> **To be done**
Find every line below that contains the word "Page" and copy it out.

━━━━━ Task input

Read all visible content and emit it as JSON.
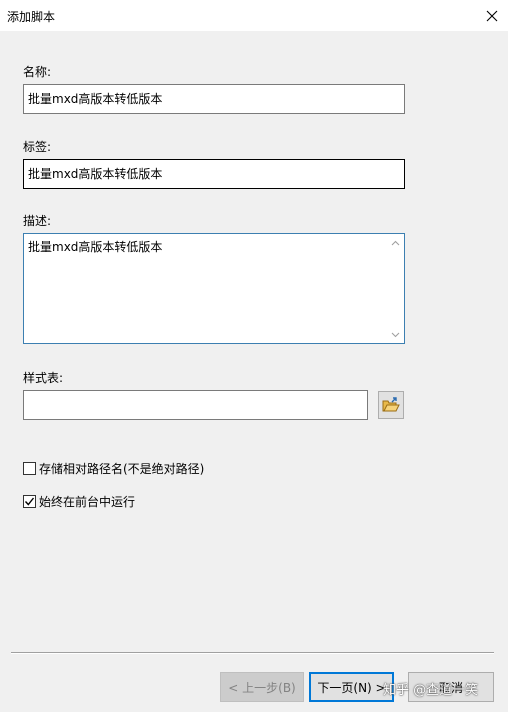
{
  "window": {
    "title": "添加脚本"
  },
  "fields": {
    "name_label": "名称:",
    "name_value": "批量mxd高版本转低版本",
    "tag_label": "标签:",
    "tag_value": "批量mxd高版本转低版本",
    "desc_label": "描述:",
    "desc_value": "批量mxd高版本转低版本",
    "stylesheet_label": "样式表:",
    "stylesheet_value": ""
  },
  "options": {
    "relative_paths": {
      "label": "存储相对路径名(不是绝对路径)",
      "checked": false
    },
    "run_foreground": {
      "label": "始终在前台中运行",
      "checked": true
    }
  },
  "buttons": {
    "back": "< 上一步(B)",
    "next": "下一页(N) >",
    "cancel": "取消"
  },
  "watermark": "知乎 @查道一笑",
  "icons": {
    "close": "close-icon",
    "folder": "folder-open-icon",
    "scroll_up": "chevron-up-icon",
    "scroll_down": "chevron-down-icon",
    "check": "check-icon"
  },
  "colors": {
    "focus_border": "#3c7fb1",
    "default_button_border": "#0078d7",
    "dialog_bg": "#f0f0f0"
  }
}
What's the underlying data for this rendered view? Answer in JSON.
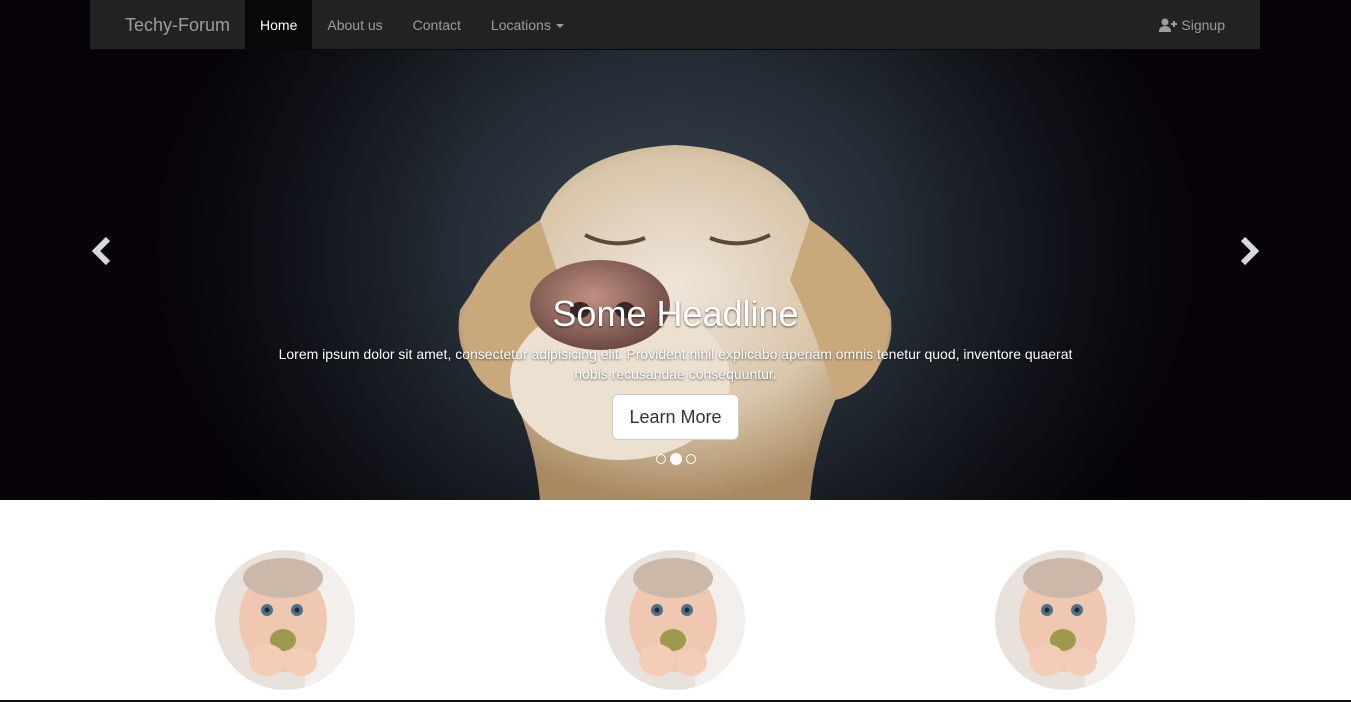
{
  "navbar": {
    "brand": "Techy-Forum",
    "items": [
      {
        "label": "Home",
        "active": true
      },
      {
        "label": "About us",
        "active": false
      },
      {
        "label": "Contact",
        "active": false
      },
      {
        "label": "Locations",
        "active": false,
        "dropdown": true
      }
    ],
    "signup_label": "Signup",
    "signup_icon": "user-plus-icon",
    "bg_color": "#222222",
    "active_bg_color": "#080808"
  },
  "carousel": {
    "headline": "Some Headline",
    "text": "Lorem ipsum dolor sit amet, consectetur adipisicing elit. Provident nihil explicabo aperiam omnis tenetur quod, inventore quaerat nobis recusandae consequuntur.",
    "button_label": "Learn More",
    "slide_count": 3,
    "active_slide": 2,
    "prev_icon": "chevron-left-icon",
    "next_icon": "chevron-right-icon"
  },
  "thumbnails": [
    {
      "image": "baby-portrait"
    },
    {
      "image": "baby-portrait"
    },
    {
      "image": "baby-portrait"
    }
  ]
}
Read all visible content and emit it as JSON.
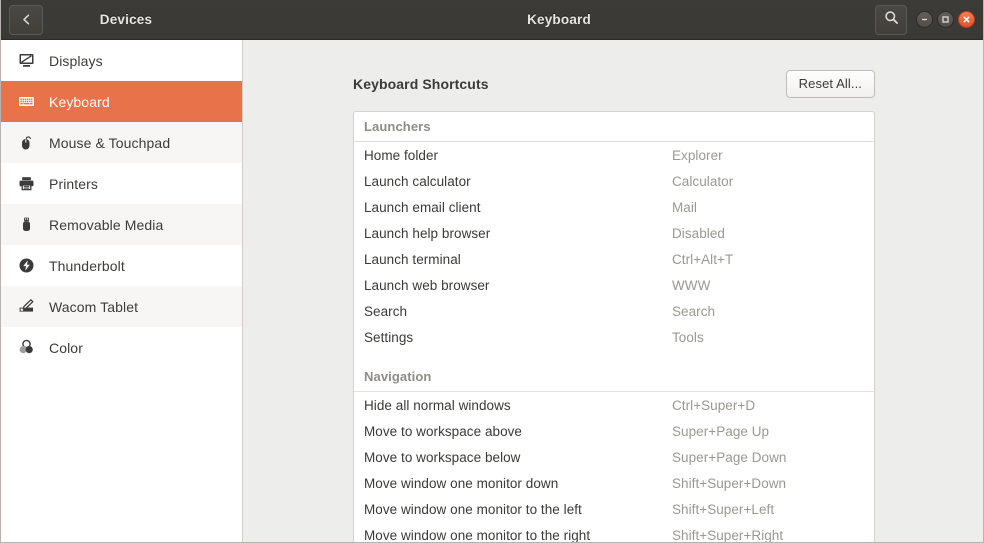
{
  "titlebar": {
    "back_icon": "chevron-left-icon",
    "sidebar_title": "Devices",
    "window_title": "Keyboard",
    "search_icon": "search-icon",
    "minimize_label": "—",
    "maximize_label": "□",
    "close_label": "×"
  },
  "sidebar": {
    "items": [
      {
        "label": "Displays",
        "icon": "display-icon",
        "selected": false
      },
      {
        "label": "Keyboard",
        "icon": "keyboard-icon",
        "selected": true
      },
      {
        "label": "Mouse & Touchpad",
        "icon": "mouse-icon",
        "selected": false
      },
      {
        "label": "Printers",
        "icon": "printer-icon",
        "selected": false
      },
      {
        "label": "Removable Media",
        "icon": "usb-drive-icon",
        "selected": false
      },
      {
        "label": "Thunderbolt",
        "icon": "thunderbolt-icon",
        "selected": false
      },
      {
        "label": "Wacom Tablet",
        "icon": "wacom-tablet-icon",
        "selected": false
      },
      {
        "label": "Color",
        "icon": "color-wheel-icon",
        "selected": false
      }
    ]
  },
  "main": {
    "heading": "Keyboard Shortcuts",
    "reset_all_label": "Reset All...",
    "sections": [
      {
        "title": "Launchers",
        "rows": [
          {
            "name": "Home folder",
            "value": "Explorer"
          },
          {
            "name": "Launch calculator",
            "value": "Calculator"
          },
          {
            "name": "Launch email client",
            "value": "Mail"
          },
          {
            "name": "Launch help browser",
            "value": "Disabled"
          },
          {
            "name": "Launch terminal",
            "value": "Ctrl+Alt+T"
          },
          {
            "name": "Launch web browser",
            "value": "WWW"
          },
          {
            "name": "Search",
            "value": "Search"
          },
          {
            "name": "Settings",
            "value": "Tools"
          }
        ]
      },
      {
        "title": "Navigation",
        "rows": [
          {
            "name": "Hide all normal windows",
            "value": "Ctrl+Super+D"
          },
          {
            "name": "Move to workspace above",
            "value": "Super+Page Up"
          },
          {
            "name": "Move to workspace below",
            "value": "Super+Page Down"
          },
          {
            "name": "Move window one monitor down",
            "value": "Shift+Super+Down"
          },
          {
            "name": "Move window one monitor to the left",
            "value": "Shift+Super+Left"
          },
          {
            "name": "Move window one monitor to the right",
            "value": "Shift+Super+Right"
          }
        ]
      }
    ]
  },
  "colors": {
    "accent": "#e8734a",
    "close_button": "#e2512a",
    "titlebar": "#3a3935",
    "content_bg": "#ededeb",
    "value_text": "#9a9893"
  }
}
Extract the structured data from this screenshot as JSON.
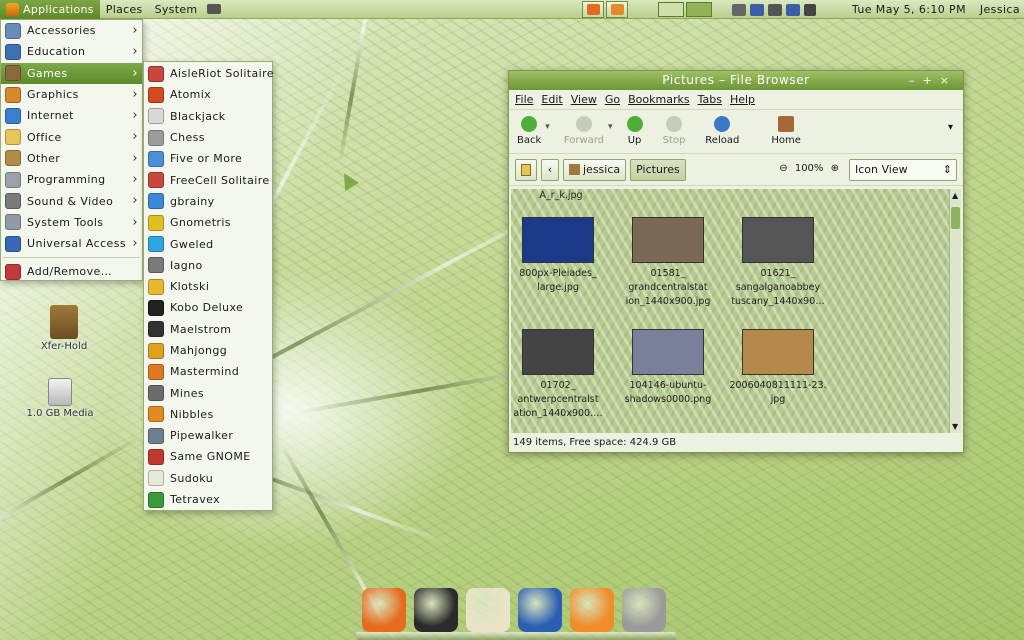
{
  "top_panel": {
    "menus": [
      "Applications",
      "Places",
      "System"
    ],
    "clock": "Tue May  5,  6:10 PM",
    "user": "Jessica"
  },
  "app_menu": {
    "items": [
      {
        "label": "Accessories",
        "icon": "accessories-icon",
        "color": "#6a8bb8",
        "submenu": true
      },
      {
        "label": "Education",
        "icon": "education-icon",
        "color": "#3f6fb5",
        "submenu": true
      },
      {
        "label": "Games",
        "icon": "games-icon",
        "color": "#8a6a3c",
        "submenu": true,
        "selected": true
      },
      {
        "label": "Graphics",
        "icon": "graphics-icon",
        "color": "#d9862f",
        "submenu": true
      },
      {
        "label": "Internet",
        "icon": "internet-icon",
        "color": "#3a7ecf",
        "submenu": true
      },
      {
        "label": "Office",
        "icon": "office-icon",
        "color": "#e6c65a",
        "submenu": true
      },
      {
        "label": "Other",
        "icon": "other-icon",
        "color": "#b48a4a",
        "submenu": true
      },
      {
        "label": "Programming",
        "icon": "programming-icon",
        "color": "#9aa1a8",
        "submenu": true
      },
      {
        "label": "Sound & Video",
        "icon": "sound-video-icon",
        "color": "#7a7a7a",
        "submenu": true
      },
      {
        "label": "System Tools",
        "icon": "system-tools-icon",
        "color": "#8f9aa6",
        "submenu": true
      },
      {
        "label": "Universal Access",
        "icon": "universal-access-icon",
        "color": "#3768b8",
        "submenu": true
      }
    ],
    "extra": {
      "label": "Add/Remove…",
      "icon": "add-remove-icon",
      "color": "#c23b3b"
    }
  },
  "games_menu": {
    "items": [
      {
        "label": "AisleRiot Solitaire",
        "color": "#c8463c"
      },
      {
        "label": "Atomix",
        "color": "#d24a1e"
      },
      {
        "label": "Blackjack",
        "color": "#d9d9d9"
      },
      {
        "label": "Chess",
        "color": "#9c9c9c"
      },
      {
        "label": "Five or More",
        "color": "#4a8fd9"
      },
      {
        "label": "FreeCell Solitaire",
        "color": "#c8463c"
      },
      {
        "label": "gbrainy",
        "color": "#3b88d6"
      },
      {
        "label": "Gnometris",
        "color": "#e0c020"
      },
      {
        "label": "Gweled",
        "color": "#2fa7e0"
      },
      {
        "label": "Iagno",
        "color": "#7a7a7a"
      },
      {
        "label": "Klotski",
        "color": "#e8b930"
      },
      {
        "label": "Kobo Deluxe",
        "color": "#222222"
      },
      {
        "label": "Maelstrom",
        "color": "#333333"
      },
      {
        "label": "Mahjongg",
        "color": "#e0a020"
      },
      {
        "label": "Mastermind",
        "color": "#e07a20"
      },
      {
        "label": "Mines",
        "color": "#6c6c6c"
      },
      {
        "label": "Nibbles",
        "color": "#e08a20"
      },
      {
        "label": "Pipewalker",
        "color": "#6f7f8f"
      },
      {
        "label": "Same GNOME",
        "color": "#c0392b"
      },
      {
        "label": "Sudoku",
        "color": "#e8e8d8"
      },
      {
        "label": "Tetravex",
        "color": "#3a9a3a"
      }
    ]
  },
  "desktop_icons": [
    {
      "label": "Xfer-Hold",
      "icon": "folder-icon"
    },
    {
      "label": "1.0 GB Media",
      "icon": "drive-icon"
    }
  ],
  "file_browser": {
    "title": "Pictures – File Browser",
    "menus": [
      "File",
      "Edit",
      "View",
      "Go",
      "Bookmarks",
      "Tabs",
      "Help"
    ],
    "toolbar": {
      "back": "Back",
      "forward": "Forward",
      "up": "Up",
      "stop": "Stop",
      "reload": "Reload",
      "home": "Home"
    },
    "path": [
      "jessica",
      "Pictures"
    ],
    "zoom": "100%",
    "view_mode": "Icon View",
    "partial_label": "A_r_k.jpg",
    "files": [
      {
        "lines": [
          "800px-Pleiades_",
          "large.jpg"
        ],
        "thumb": "#1d3a8a"
      },
      {
        "lines": [
          "01581_",
          "grandcentralstat",
          "ion_1440x900.jpg"
        ],
        "thumb": "#7a6a55"
      },
      {
        "lines": [
          "01621_",
          "sangalganoabbey",
          "tuscany_1440x90…"
        ],
        "thumb": "#555555"
      },
      {
        "lines": [
          "01702_",
          "antwerpcentralst",
          "ation_1440x900.…"
        ],
        "thumb": "#444444"
      },
      {
        "lines": [
          "104146-ubuntu-",
          "shadows0000.png"
        ],
        "thumb": "#7a809a"
      },
      {
        "lines": [
          "2006040811111-23.",
          "jpg"
        ],
        "thumb": "#b5894a"
      }
    ],
    "status": "149 items, Free space: 424.9 GB"
  },
  "dock": [
    {
      "name": "firefox",
      "color": "#e66a1f"
    },
    {
      "name": "terminal",
      "color": "#2b2b2b"
    },
    {
      "name": "text-editor",
      "color": "#e9e3c8"
    },
    {
      "name": "thunderbird",
      "color": "#2c5fb3"
    },
    {
      "name": "pidgin-bird",
      "color": "#f08c2a"
    },
    {
      "name": "file-cabinet",
      "color": "#9a9a9a"
    }
  ]
}
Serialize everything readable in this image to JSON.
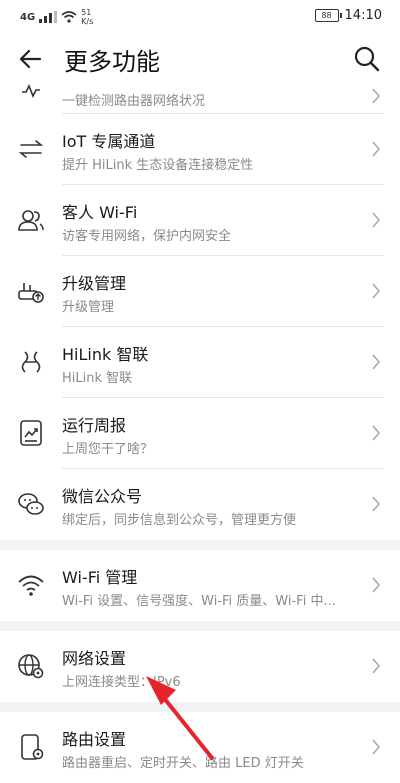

━━━━━━━━━━

> **Correct response**
            "value": "Super+Page Up"
            "value": "Super+Page Down"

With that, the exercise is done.